Directions for this task. Repeat the lines that follow, leaving nothing out.

-- begin Material provided --

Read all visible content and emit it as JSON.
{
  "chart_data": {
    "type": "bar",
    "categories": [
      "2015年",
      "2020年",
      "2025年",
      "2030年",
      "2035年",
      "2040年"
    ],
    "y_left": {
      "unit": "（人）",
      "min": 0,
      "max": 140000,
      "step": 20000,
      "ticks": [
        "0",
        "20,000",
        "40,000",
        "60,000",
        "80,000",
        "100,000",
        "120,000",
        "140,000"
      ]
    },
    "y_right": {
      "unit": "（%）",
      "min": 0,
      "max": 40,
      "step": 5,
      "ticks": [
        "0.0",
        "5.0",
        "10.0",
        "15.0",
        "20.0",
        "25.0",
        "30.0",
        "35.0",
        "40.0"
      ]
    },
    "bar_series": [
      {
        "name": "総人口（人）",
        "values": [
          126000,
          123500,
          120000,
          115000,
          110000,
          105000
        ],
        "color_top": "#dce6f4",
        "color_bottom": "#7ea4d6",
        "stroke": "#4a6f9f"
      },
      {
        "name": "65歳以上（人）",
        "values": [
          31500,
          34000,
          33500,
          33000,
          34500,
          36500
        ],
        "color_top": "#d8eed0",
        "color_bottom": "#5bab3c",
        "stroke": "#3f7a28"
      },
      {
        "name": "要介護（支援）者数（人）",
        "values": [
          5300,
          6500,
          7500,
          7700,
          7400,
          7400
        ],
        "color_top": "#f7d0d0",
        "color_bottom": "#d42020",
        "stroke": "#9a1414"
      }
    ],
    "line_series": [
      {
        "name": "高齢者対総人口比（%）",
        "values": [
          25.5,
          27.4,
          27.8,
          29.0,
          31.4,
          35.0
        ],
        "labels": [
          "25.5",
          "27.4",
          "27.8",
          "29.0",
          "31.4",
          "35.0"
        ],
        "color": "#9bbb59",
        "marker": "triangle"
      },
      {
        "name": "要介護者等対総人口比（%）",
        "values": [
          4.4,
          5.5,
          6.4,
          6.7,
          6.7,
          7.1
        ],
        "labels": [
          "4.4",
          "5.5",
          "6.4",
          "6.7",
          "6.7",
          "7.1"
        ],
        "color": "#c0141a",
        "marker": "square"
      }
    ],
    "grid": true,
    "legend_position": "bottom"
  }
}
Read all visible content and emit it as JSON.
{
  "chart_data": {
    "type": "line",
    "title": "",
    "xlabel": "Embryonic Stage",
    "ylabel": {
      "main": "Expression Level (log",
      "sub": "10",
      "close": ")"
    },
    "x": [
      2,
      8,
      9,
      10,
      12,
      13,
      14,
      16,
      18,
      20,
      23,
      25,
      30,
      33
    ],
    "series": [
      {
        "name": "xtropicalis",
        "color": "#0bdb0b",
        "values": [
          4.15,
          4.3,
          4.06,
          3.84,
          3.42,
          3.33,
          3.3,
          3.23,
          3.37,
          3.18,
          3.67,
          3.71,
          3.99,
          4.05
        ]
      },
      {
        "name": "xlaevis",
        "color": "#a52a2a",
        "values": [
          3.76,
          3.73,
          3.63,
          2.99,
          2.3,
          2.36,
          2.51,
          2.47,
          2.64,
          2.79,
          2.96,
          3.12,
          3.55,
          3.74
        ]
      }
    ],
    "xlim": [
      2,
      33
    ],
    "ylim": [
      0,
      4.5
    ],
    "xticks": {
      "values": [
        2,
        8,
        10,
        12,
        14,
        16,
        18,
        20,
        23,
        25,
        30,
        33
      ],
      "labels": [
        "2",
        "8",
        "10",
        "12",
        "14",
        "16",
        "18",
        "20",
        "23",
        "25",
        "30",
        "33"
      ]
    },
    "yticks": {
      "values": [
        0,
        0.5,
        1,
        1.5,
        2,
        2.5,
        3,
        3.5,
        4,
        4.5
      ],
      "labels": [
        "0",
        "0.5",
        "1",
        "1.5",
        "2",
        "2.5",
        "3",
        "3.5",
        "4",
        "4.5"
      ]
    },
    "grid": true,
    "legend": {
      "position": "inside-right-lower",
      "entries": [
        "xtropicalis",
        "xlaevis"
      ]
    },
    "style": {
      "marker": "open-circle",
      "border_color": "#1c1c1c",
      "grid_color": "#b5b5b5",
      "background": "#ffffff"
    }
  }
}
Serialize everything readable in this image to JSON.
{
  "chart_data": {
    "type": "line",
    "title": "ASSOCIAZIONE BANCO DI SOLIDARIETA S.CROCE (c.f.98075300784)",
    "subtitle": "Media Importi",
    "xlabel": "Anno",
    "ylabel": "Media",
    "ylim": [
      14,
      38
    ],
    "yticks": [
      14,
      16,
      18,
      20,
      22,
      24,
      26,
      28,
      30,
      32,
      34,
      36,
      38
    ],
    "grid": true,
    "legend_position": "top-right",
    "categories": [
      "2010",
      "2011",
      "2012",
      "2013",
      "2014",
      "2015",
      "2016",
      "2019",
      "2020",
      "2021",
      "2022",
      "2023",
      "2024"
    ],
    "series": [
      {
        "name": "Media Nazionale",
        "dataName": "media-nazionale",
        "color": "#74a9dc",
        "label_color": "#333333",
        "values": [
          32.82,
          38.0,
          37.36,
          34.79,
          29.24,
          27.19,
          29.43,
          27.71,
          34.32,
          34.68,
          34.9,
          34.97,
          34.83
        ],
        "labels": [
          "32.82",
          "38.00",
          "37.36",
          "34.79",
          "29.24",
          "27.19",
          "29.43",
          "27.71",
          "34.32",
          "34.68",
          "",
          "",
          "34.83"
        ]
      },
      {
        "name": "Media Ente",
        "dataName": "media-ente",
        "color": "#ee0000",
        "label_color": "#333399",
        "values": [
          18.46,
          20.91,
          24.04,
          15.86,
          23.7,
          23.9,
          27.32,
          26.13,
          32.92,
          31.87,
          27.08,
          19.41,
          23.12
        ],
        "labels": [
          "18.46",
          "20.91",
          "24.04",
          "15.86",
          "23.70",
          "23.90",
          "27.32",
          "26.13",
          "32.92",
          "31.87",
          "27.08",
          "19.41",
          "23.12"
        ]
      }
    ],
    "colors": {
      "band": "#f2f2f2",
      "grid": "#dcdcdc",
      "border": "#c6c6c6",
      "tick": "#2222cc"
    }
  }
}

-- end Material provided --

Final answer.
Read all visible content and emit it as JSON.
{
  "chart_data": {
    "type": "bar",
    "categories": [
      "2015年",
      "2020年",
      "2025年",
      "2030年",
      "2035年",
      "2040年"
    ],
    "y_left": {
      "unit": "（人）",
      "min": 0,
      "max": 140000,
      "step": 20000,
      "ticks": [
        "0",
        "20,000",
        "40,000",
        "60,000",
        "80,000",
        "100,000",
        "120,000",
        "140,000"
      ]
    },
    "y_right": {
      "unit": "（%）",
      "min": 0,
      "max": 40,
      "step": 5,
      "ticks": [
        "0.0",
        "5.0",
        "10.0",
        "15.0",
        "20.0",
        "25.0",
        "30.0",
        "35.0",
        "40.0"
      ]
    },
    "bar_series": [
      {
        "name": "総人口（人）",
        "values": [
          126000,
          123500,
          120000,
          115000,
          110000,
          105000
        ],
        "color_top": "#dce6f4",
        "color_bottom": "#7ea4d6",
        "stroke": "#4a6f9f"
      },
      {
        "name": "65歳以上（人）",
        "values": [
          31500,
          34000,
          33500,
          33000,
          34500,
          36500
        ],
        "color_top": "#d8eed0",
        "color_bottom": "#5bab3c",
        "stroke": "#3f7a28"
      },
      {
        "name": "要介護（支援）者数（人）",
        "values": [
          5300,
          6500,
          7500,
          7700,
          7400,
          7400
        ],
        "color_top": "#f7d0d0",
        "color_bottom": "#d42020",
        "stroke": "#9a1414"
      }
    ],
    "line_series": [
      {
        "name": "高齢者対総人口比（%）",
        "values": [
          25.5,
          27.4,
          27.8,
          29.0,
          31.4,
          35.0
        ],
        "labels": [
          "25.5",
          "27.4",
          "27.8",
          "29.0",
          "31.4",
          "35.0"
        ],
        "color": "#9bbb59",
        "marker": "triangle"
      },
      {
        "name": "要介護者等対総人口比（%）",
        "values": [
          4.4,
          5.5,
          6.4,
          6.7,
          6.7,
          7.1
        ],
        "labels": [
          "4.4",
          "5.5",
          "6.4",
          "6.7",
          "6.7",
          "7.1"
        ],
        "color": "#c0141a",
        "marker": "square"
      }
    ],
    "grid": true,
    "legend_position": "bottom"
  }
}
Read all visible content and emit it as JSON.
{
  "chart_data": {
    "type": "line",
    "title": "",
    "xlabel": "Embryonic Stage",
    "ylabel": {
      "main": "Expression Level (log",
      "sub": "10",
      "close": ")"
    },
    "x": [
      2,
      8,
      9,
      10,
      12,
      13,
      14,
      16,
      18,
      20,
      23,
      25,
      30,
      33
    ],
    "series": [
      {
        "name": "xtropicalis",
        "color": "#0bdb0b",
        "values": [
          4.15,
          4.3,
          4.06,
          3.84,
          3.42,
          3.33,
          3.3,
          3.23,
          3.37,
          3.18,
          3.67,
          3.71,
          3.99,
          4.05
        ]
      },
      {
        "name": "xlaevis",
        "color": "#a52a2a",
        "values": [
          3.76,
          3.73,
          3.63,
          2.99,
          2.3,
          2.36,
          2.51,
          2.47,
          2.64,
          2.79,
          2.96,
          3.12,
          3.55,
          3.74
        ]
      }
    ],
    "xlim": [
      2,
      33
    ],
    "ylim": [
      0,
      4.5
    ],
    "xticks": {
      "values": [
        2,
        8,
        10,
        12,
        14,
        16,
        18,
        20,
        23,
        25,
        30,
        33
      ],
      "labels": [
        "2",
        "8",
        "10",
        "12",
        "14",
        "16",
        "18",
        "20",
        "23",
        "25",
        "30",
        "33"
      ]
    },
    "yticks": {
      "values": [
        0,
        0.5,
        1,
        1.5,
        2,
        2.5,
        3,
        3.5,
        4,
        4.5
      ],
      "labels": [
        "0",
        "0.5",
        "1",
        "1.5",
        "2",
        "2.5",
        "3",
        "3.5",
        "4",
        "4.5"
      ]
    },
    "grid": true,
    "legend": {
      "position": "inside-right-lower",
      "entries": [
        "xtropicalis",
        "xlaevis"
      ]
    },
    "style": {
      "marker": "open-circle",
      "border_color": "#1c1c1c",
      "grid_color": "#b5b5b5",
      "background": "#ffffff"
    }
  }
}
Serialize everything readable in this image to JSON.
{
  "chart_data": {
    "type": "line",
    "title": "ASSOCIAZIONE BANCO DI SOLIDARIETA S.CROCE (c.f.98075300784)",
    "subtitle": "Media Importi",
    "xlabel": "Anno",
    "ylabel": "Media",
    "ylim": [
      14,
      38
    ],
    "yticks": [
      14,
      16,
      18,
      20,
      22,
      24,
      26,
      28,
      30,
      32,
      34,
      36,
      38
    ],
    "grid": true,
    "legend_position": "top-right",
    "categories": [
      "2010",
      "2011",
      "2012",
      "2013",
      "2014",
      "2015",
      "2016",
      "2019",
      "2020",
      "2021",
      "2022",
      "2023",
      "2024"
    ],
    "series": [
      {
        "name": "Media Nazionale",
        "dataName": "media-nazionale",
        "color": "#74a9dc",
        "label_color": "#333333",
        "values": [
          32.82,
          38.0,
          37.36,
          34.79,
          29.24,
          27.19,
          29.43,
          27.71,
          34.32,
          34.68,
          34.9,
          34.97,
          34.83
        ],
        "labels": [
          "32.82",
          "38.00",
          "37.36",
          "34.79",
          "29.24",
          "27.19",
          "29.43",
          "27.71",
          "34.32",
          "34.68",
          "",
          "",
          "34.83"
        ]
      },
      {
        "name": "Media Ente",
        "dataName": "media-ente",
        "color": "#ee0000",
        "label_color": "#333399",
        "values": [
          18.46,
          20.91,
          24.04,
          15.86,
          23.7,
          23.9,
          27.32,
          26.13,
          32.92,
          31.87,
          27.08,
          19.41,
          23.12
        ],
        "labels": [
          "18.46",
          "20.91",
          "24.04",
          "15.86",
          "23.70",
          "23.90",
          "27.32",
          "26.13",
          "32.92",
          "31.87",
          "27.08",
          "19.41",
          "23.12"
        ]
      }
    ],
    "colors": {
      "band": "#f2f2f2",
      "grid": "#dcdcdc",
      "border": "#c6c6c6",
      "tick": "#2222cc"
    }
  }
}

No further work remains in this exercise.